■ EXERCISE PROMPT ■
Reproduce every entry that follows word for word, but omit the images.

■ RECORDS FOR THIS TASK ■
--

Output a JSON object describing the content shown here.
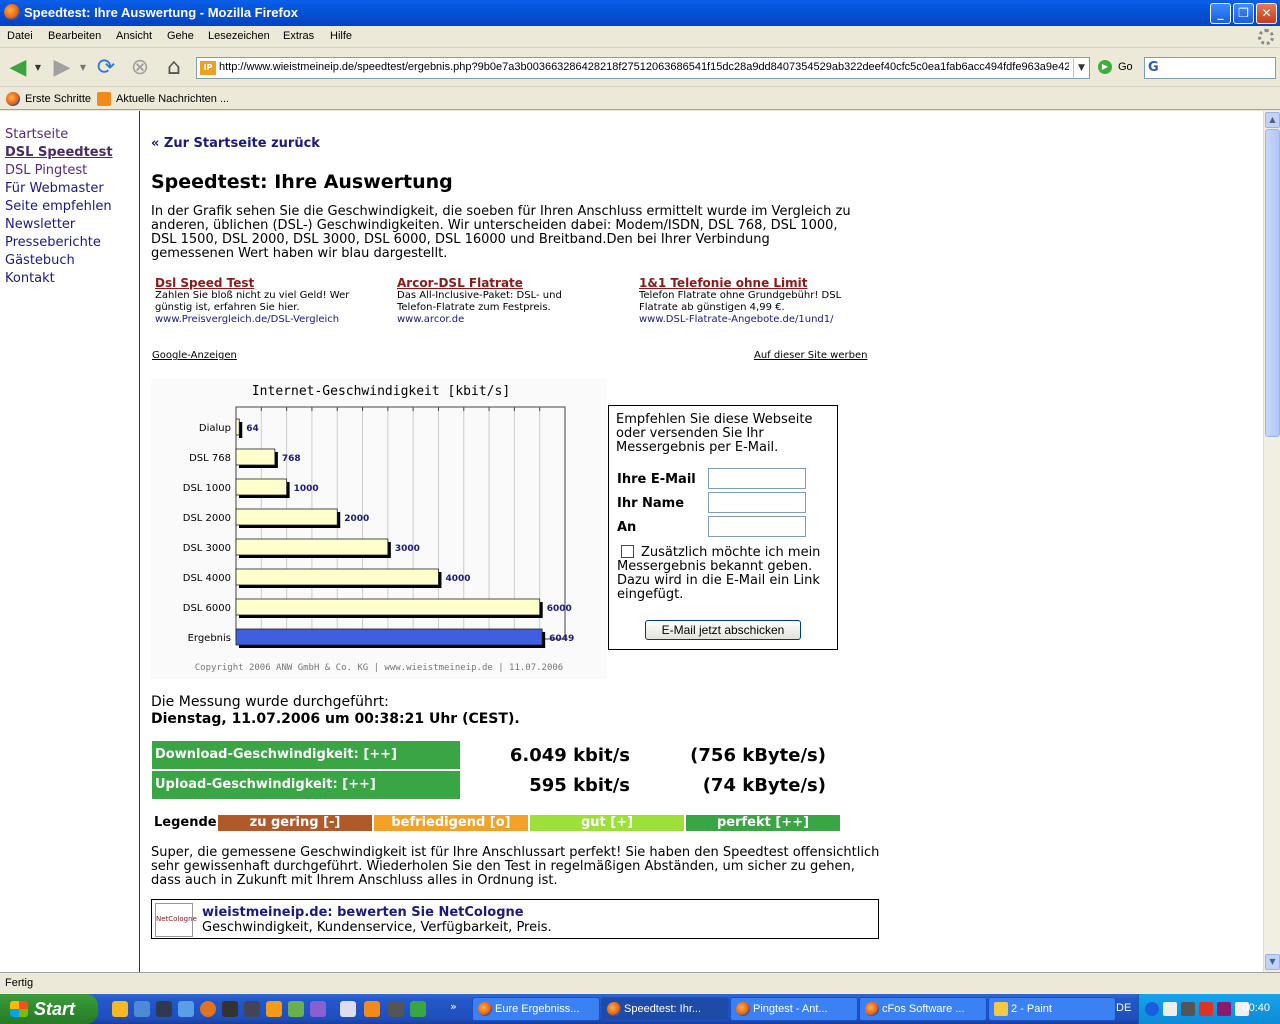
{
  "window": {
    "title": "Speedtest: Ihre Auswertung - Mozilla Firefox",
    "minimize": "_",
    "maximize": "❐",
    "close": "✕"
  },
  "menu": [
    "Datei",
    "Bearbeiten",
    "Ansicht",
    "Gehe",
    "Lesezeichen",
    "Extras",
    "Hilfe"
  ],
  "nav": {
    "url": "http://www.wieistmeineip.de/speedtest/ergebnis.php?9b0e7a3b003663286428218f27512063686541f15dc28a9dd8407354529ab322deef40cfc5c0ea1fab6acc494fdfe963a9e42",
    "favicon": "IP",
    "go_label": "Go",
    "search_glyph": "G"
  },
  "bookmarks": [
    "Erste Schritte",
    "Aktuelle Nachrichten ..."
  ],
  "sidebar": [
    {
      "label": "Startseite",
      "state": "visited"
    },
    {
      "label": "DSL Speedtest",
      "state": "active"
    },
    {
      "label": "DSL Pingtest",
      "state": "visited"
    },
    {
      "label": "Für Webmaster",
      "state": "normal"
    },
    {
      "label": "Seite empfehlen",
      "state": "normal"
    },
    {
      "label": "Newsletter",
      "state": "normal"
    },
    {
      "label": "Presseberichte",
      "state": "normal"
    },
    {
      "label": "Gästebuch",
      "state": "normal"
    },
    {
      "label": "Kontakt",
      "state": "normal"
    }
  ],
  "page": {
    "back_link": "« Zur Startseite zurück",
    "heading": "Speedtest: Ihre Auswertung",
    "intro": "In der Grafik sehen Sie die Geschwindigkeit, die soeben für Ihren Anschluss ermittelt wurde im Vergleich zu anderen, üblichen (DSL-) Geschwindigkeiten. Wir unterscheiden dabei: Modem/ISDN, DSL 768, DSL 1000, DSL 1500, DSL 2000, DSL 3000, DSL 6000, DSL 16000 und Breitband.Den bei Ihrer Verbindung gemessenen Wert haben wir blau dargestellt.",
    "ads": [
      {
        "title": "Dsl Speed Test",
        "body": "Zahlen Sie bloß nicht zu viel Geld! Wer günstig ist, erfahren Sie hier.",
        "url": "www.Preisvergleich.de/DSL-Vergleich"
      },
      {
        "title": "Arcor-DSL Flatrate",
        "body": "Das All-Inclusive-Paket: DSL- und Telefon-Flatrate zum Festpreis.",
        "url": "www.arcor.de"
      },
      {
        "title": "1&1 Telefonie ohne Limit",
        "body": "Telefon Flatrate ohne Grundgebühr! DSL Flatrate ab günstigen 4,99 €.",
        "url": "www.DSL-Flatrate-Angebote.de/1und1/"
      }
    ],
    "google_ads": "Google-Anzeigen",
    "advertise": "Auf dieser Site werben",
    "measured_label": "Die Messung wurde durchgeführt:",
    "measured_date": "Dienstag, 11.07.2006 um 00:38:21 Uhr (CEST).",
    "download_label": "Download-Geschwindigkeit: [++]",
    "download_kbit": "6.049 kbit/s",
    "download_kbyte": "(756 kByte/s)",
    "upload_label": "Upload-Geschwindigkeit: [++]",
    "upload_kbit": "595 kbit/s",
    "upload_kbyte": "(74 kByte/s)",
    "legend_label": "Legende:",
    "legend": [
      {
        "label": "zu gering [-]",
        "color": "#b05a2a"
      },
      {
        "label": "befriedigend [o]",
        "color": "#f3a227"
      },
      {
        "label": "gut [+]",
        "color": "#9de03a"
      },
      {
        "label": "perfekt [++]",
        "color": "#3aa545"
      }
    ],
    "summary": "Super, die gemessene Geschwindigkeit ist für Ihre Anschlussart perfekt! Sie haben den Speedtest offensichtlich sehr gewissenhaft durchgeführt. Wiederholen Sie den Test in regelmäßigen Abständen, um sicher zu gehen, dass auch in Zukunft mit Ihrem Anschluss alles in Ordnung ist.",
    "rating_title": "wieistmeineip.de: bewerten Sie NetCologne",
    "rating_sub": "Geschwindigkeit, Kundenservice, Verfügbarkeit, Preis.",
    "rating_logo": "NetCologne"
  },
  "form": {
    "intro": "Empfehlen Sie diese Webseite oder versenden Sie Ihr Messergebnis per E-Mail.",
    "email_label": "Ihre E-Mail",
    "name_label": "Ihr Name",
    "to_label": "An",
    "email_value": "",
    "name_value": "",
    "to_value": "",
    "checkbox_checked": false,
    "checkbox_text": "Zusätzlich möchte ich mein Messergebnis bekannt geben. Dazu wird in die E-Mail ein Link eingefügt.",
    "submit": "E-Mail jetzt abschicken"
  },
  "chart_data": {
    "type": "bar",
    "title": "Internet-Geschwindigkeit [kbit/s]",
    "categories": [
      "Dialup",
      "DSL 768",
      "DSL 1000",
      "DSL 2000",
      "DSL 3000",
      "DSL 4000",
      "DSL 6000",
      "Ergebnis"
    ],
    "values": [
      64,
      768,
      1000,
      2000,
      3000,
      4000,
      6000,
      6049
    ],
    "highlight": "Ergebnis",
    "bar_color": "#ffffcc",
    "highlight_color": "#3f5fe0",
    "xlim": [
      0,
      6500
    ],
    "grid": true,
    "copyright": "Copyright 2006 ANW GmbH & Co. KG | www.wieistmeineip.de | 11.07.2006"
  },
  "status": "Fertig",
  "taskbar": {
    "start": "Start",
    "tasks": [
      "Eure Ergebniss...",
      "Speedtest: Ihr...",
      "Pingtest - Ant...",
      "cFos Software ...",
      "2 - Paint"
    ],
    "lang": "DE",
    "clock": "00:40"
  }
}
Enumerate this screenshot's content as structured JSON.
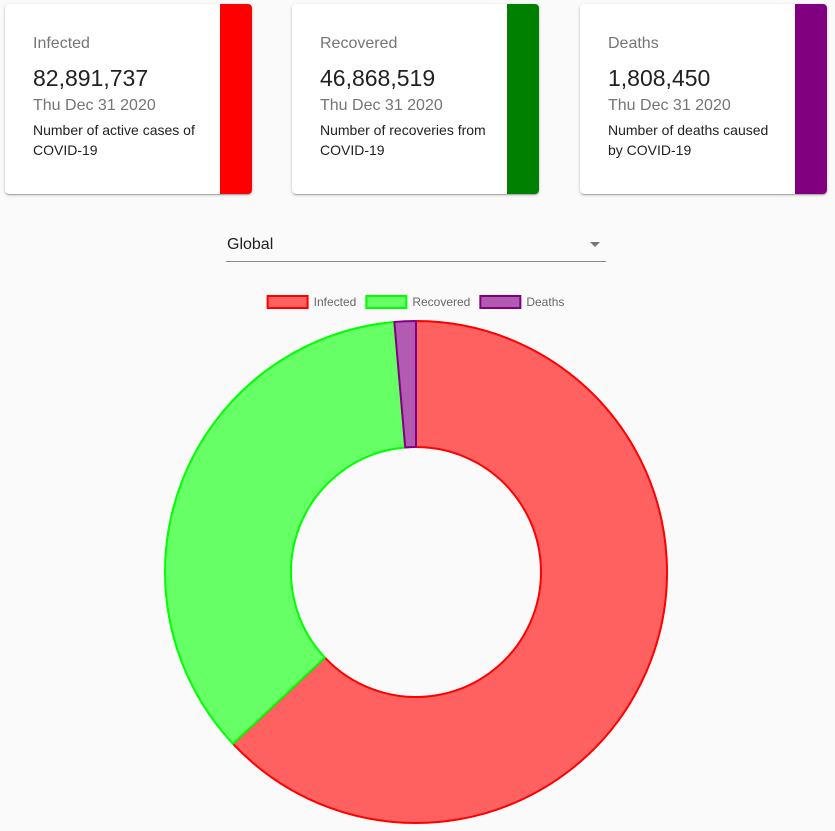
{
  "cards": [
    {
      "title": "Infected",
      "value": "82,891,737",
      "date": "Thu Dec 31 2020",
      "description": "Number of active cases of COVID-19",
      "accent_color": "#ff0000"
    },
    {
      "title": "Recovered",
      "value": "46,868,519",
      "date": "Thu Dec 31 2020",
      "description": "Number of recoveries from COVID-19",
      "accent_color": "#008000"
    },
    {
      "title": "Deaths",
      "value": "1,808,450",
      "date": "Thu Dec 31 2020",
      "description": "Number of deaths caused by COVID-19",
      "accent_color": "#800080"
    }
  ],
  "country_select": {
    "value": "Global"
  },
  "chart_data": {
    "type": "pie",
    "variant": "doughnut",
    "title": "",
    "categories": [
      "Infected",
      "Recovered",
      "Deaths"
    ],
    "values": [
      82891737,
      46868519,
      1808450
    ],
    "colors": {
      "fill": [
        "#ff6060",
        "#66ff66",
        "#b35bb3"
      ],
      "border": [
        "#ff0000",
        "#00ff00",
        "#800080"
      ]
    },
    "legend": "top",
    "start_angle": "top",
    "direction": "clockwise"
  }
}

--

■ REPLY TO THE TASK ■
Output a JSON object describing the content shown here.
{
  "window": {
    "title": "Speedtest: Ihre Auswertung - Mozilla Firefox",
    "minimize": "_",
    "maximize": "❐",
    "close": "✕"
  },
  "menu": [
    "Datei",
    "Bearbeiten",
    "Ansicht",
    "Gehe",
    "Lesezeichen",
    "Extras",
    "Hilfe"
  ],
  "nav": {
    "url": "http://www.wieistmeineip.de/speedtest/ergebnis.php?9b0e7a3b003663286428218f27512063686541f15dc28a9dd8407354529ab322deef40cfc5c0ea1fab6acc494fdfe963a9e42",
    "favicon": "IP",
    "go_label": "Go",
    "search_glyph": "G"
  },
  "bookmarks": [
    "Erste Schritte",
    "Aktuelle Nachrichten ..."
  ],
  "sidebar": [
    {
      "label": "Startseite",
      "state": "visited"
    },
    {
      "label": "DSL Speedtest",
      "state": "active"
    },
    {
      "label": "DSL Pingtest",
      "state": "visited"
    },
    {
      "label": "Für Webmaster",
      "state": "normal"
    },
    {
      "label": "Seite empfehlen",
      "state": "normal"
    },
    {
      "label": "Newsletter",
      "state": "normal"
    },
    {
      "label": "Presseberichte",
      "state": "normal"
    },
    {
      "label": "Gästebuch",
      "state": "normal"
    },
    {
      "label": "Kontakt",
      "state": "normal"
    }
  ],
  "page": {
    "back_link": "« Zur Startseite zurück",
    "heading": "Speedtest: Ihre Auswertung",
    "intro": "In der Grafik sehen Sie die Geschwindigkeit, die soeben für Ihren Anschluss ermittelt wurde im Vergleich zu anderen, üblichen (DSL-) Geschwindigkeiten. Wir unterscheiden dabei: Modem/ISDN, DSL 768, DSL 1000, DSL 1500, DSL 2000, DSL 3000, DSL 6000, DSL 16000 und Breitband.Den bei Ihrer Verbindung gemessenen Wert haben wir blau dargestellt.",
    "ads": [
      {
        "title": "Dsl Speed Test",
        "body": "Zahlen Sie bloß nicht zu viel Geld! Wer günstig ist, erfahren Sie hier.",
        "url": "www.Preisvergleich.de/DSL-Vergleich"
      },
      {
        "title": "Arcor-DSL Flatrate",
        "body": "Das All-Inclusive-Paket: DSL- und Telefon-Flatrate zum Festpreis.",
        "url": "www.arcor.de"
      },
      {
        "title": "1&1 Telefonie ohne Limit",
        "body": "Telefon Flatrate ohne Grundgebühr! DSL Flatrate ab günstigen 4,99 €.",
        "url": "www.DSL-Flatrate-Angebote.de/1und1/"
      }
    ],
    "google_ads": "Google-Anzeigen",
    "advertise": "Auf dieser Site werben",
    "measured_label": "Die Messung wurde durchgeführt:",
    "measured_date": "Dienstag, 11.07.2006 um 00:38:21 Uhr (CEST).",
    "download_label": "Download-Geschwindigkeit: [++]",
    "download_kbit": "6.049 kbit/s",
    "download_kbyte": "(756 kByte/s)",
    "upload_label": "Upload-Geschwindigkeit: [++]",
    "upload_kbit": "595 kbit/s",
    "upload_kbyte": "(74 kByte/s)",
    "legend_label": "Legende:",
    "legend": [
      {
        "label": "zu gering [-]",
        "color": "#b05a2a"
      },
      {
        "label": "befriedigend [o]",
        "color": "#f3a227"
      },
      {
        "label": "gut [+]",
        "color": "#9de03a"
      },
      {
        "label": "perfekt [++]",
        "color": "#3aa545"
      }
    ],
    "summary": "Super, die gemessene Geschwindigkeit ist für Ihre Anschlussart perfekt! Sie haben den Speedtest offensichtlich sehr gewissenhaft durchgeführt. Wiederholen Sie den Test in regelmäßigen Abständen, um sicher zu gehen, dass auch in Zukunft mit Ihrem Anschluss alles in Ordnung ist.",
    "rating_title": "wieistmeineip.de: bewerten Sie NetCologne",
    "rating_sub": "Geschwindigkeit, Kundenservice, Verfügbarkeit, Preis.",
    "rating_logo": "NetCologne"
  },
  "form": {
    "intro": "Empfehlen Sie diese Webseite oder versenden Sie Ihr Messergebnis per E-Mail.",
    "email_label": "Ihre E-Mail",
    "name_label": "Ihr Name",
    "to_label": "An",
    "email_value": "",
    "name_value": "",
    "to_value": "",
    "checkbox_checked": false,
    "checkbox_text": "Zusätzlich möchte ich mein Messergebnis bekannt geben. Dazu wird in die E-Mail ein Link eingefügt.",
    "submit": "E-Mail jetzt abschicken"
  },
  "chart_data": {
    "type": "bar",
    "title": "Internet-Geschwindigkeit [kbit/s]",
    "categories": [
      "Dialup",
      "DSL 768",
      "DSL 1000",
      "DSL 2000",
      "DSL 3000",
      "DSL 4000",
      "DSL 6000",
      "Ergebnis"
    ],
    "values": [
      64,
      768,
      1000,
      2000,
      3000,
      4000,
      6000,
      6049
    ],
    "highlight": "Ergebnis",
    "bar_color": "#ffffcc",
    "highlight_color": "#3f5fe0",
    "xlim": [
      0,
      6500
    ],
    "grid": true,
    "copyright": "Copyright 2006 ANW GmbH & Co. KG | www.wieistmeineip.de | 11.07.2006"
  },
  "status": "Fertig",
  "taskbar": {
    "start": "Start",
    "tasks": [
      "Eure Ergebniss...",
      "Speedtest: Ihr...",
      "Pingtest - Ant...",
      "cFos Software ...",
      "2 - Paint"
    ],
    "lang": "DE",
    "clock": "00:40"
  }
}
Enumerate this screenshot's content as structured JSON.
{
  "cards": [
    {
      "title": "Infected",
      "value": "82,891,737",
      "date": "Thu Dec 31 2020",
      "description": "Number of active cases of COVID-19",
      "accent_color": "#ff0000"
    },
    {
      "title": "Recovered",
      "value": "46,868,519",
      "date": "Thu Dec 31 2020",
      "description": "Number of recoveries from COVID-19",
      "accent_color": "#008000"
    },
    {
      "title": "Deaths",
      "value": "1,808,450",
      "date": "Thu Dec 31 2020",
      "description": "Number of deaths caused by COVID-19",
      "accent_color": "#800080"
    }
  ],
  "country_select": {
    "value": "Global"
  },
  "chart_data": {
    "type": "pie",
    "variant": "doughnut",
    "title": "",
    "categories": [
      "Infected",
      "Recovered",
      "Deaths"
    ],
    "values": [
      82891737,
      46868519,
      1808450
    ],
    "colors": {
      "fill": [
        "#ff6060",
        "#66ff66",
        "#b35bb3"
      ],
      "border": [
        "#ff0000",
        "#00ff00",
        "#800080"
      ]
    },
    "legend": "top",
    "start_angle": "top",
    "direction": "clockwise"
  }
}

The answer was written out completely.